Count up the lines in the following listing that hold the word "bereizgarria", then give only that count.
>>>
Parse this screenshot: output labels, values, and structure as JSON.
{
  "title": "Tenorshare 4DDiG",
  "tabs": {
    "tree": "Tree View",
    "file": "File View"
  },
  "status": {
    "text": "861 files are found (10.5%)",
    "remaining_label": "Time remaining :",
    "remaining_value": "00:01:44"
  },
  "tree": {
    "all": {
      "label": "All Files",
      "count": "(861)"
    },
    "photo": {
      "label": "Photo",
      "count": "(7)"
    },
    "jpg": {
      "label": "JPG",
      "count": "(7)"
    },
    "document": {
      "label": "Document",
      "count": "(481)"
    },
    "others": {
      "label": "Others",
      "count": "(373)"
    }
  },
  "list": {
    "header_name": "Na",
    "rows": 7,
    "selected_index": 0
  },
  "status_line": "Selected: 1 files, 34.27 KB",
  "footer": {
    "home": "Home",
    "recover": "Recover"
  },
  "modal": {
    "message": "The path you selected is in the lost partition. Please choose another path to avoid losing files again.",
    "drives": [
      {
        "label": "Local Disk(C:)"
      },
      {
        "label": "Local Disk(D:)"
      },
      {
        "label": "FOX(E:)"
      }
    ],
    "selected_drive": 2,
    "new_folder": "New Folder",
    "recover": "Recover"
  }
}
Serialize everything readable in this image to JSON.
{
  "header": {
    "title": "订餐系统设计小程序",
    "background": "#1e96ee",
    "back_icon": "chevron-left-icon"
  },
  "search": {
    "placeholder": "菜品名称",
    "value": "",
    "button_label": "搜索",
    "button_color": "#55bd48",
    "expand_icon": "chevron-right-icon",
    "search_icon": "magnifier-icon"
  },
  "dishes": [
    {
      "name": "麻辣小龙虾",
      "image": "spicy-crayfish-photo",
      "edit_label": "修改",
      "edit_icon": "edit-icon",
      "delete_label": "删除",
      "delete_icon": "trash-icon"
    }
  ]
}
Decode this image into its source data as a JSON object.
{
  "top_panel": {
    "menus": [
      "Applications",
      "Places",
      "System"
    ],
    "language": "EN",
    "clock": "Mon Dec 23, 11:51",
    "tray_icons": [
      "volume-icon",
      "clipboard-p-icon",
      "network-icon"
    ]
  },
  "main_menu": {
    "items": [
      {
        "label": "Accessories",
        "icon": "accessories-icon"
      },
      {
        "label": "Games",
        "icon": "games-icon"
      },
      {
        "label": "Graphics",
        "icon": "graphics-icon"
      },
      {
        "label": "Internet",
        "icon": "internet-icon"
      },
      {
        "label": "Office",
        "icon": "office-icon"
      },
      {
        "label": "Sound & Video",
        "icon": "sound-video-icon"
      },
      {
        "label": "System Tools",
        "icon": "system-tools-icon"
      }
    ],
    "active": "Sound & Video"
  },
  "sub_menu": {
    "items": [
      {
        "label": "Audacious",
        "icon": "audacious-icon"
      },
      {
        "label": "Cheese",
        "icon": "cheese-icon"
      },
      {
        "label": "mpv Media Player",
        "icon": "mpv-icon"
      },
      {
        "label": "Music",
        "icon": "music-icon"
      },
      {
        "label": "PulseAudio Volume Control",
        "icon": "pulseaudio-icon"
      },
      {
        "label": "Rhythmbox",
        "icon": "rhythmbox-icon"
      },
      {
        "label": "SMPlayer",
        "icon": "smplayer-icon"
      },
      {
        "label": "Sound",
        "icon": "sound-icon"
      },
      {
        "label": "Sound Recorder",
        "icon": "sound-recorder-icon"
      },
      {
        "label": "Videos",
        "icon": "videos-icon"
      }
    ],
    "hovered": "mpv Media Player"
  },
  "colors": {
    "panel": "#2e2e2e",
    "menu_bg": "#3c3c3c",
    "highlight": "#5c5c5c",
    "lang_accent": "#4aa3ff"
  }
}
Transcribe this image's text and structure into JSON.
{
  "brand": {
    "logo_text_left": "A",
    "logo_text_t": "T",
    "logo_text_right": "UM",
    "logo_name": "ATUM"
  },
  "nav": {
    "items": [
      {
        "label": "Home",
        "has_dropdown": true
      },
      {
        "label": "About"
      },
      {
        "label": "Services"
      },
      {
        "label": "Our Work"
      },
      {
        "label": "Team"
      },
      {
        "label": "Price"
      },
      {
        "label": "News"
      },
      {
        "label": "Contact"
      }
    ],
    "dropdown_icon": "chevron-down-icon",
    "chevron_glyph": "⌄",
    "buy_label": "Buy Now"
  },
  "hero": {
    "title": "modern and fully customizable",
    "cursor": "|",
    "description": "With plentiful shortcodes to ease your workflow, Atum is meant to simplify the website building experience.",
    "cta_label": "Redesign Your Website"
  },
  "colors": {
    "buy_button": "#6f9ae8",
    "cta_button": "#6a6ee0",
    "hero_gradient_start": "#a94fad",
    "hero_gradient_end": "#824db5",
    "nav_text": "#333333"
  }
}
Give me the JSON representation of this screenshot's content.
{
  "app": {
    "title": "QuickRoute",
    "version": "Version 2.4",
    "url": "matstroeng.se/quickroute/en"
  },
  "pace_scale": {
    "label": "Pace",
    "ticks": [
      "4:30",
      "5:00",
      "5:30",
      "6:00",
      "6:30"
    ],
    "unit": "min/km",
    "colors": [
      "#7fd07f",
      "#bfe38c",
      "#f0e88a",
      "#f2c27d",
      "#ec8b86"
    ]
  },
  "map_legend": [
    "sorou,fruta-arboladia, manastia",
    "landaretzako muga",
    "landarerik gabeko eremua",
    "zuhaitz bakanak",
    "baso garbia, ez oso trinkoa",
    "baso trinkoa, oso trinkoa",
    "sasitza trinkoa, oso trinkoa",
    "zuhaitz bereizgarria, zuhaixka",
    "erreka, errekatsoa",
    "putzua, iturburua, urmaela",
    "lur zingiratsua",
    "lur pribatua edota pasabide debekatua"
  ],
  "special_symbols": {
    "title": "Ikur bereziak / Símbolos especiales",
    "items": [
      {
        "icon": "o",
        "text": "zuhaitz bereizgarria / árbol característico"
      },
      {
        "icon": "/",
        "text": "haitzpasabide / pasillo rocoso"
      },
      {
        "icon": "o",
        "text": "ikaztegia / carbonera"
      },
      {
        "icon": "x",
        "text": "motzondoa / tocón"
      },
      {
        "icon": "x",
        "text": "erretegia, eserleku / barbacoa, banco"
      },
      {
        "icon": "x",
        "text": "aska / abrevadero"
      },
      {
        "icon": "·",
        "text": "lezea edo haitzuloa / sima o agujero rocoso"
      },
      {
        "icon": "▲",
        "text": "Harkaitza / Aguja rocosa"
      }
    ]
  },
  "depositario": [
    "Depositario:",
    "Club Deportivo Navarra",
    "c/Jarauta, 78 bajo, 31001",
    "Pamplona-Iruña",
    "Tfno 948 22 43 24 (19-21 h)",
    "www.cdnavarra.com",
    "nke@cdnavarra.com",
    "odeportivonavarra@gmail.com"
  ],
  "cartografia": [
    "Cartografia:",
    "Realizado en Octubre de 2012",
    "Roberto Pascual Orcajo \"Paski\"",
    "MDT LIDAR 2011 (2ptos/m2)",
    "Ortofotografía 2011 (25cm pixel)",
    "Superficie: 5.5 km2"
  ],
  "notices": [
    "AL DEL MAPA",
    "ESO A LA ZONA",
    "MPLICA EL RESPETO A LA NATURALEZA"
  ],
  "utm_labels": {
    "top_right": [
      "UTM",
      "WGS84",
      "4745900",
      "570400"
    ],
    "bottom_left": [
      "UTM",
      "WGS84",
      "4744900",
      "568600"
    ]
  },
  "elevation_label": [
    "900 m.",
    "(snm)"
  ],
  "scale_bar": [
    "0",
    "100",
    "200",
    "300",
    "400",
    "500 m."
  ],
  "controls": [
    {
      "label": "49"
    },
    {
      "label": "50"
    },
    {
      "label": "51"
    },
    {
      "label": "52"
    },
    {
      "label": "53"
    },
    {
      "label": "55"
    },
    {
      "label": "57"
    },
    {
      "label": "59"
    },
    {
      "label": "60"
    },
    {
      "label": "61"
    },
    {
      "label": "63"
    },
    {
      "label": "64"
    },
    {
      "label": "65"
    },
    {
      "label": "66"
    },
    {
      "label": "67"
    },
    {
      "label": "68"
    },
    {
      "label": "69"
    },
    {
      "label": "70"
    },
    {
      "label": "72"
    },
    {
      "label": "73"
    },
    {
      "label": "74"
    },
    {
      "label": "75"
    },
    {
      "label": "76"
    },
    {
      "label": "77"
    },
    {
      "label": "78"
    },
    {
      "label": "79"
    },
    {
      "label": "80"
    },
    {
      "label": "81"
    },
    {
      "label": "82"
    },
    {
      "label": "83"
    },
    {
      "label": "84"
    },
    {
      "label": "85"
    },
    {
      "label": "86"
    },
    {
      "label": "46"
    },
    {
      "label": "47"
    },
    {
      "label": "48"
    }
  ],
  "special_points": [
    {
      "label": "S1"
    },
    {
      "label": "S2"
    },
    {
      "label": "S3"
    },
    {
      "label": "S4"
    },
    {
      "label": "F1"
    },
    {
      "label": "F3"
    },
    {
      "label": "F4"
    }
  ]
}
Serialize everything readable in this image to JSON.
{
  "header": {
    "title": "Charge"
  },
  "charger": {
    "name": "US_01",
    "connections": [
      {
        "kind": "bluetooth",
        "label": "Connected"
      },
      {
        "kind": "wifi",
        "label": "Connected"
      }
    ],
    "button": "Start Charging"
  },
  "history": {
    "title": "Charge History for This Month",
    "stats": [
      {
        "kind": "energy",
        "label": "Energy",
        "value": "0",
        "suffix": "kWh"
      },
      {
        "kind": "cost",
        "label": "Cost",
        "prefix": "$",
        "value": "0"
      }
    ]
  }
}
<<<
- _Answer for the task_: 2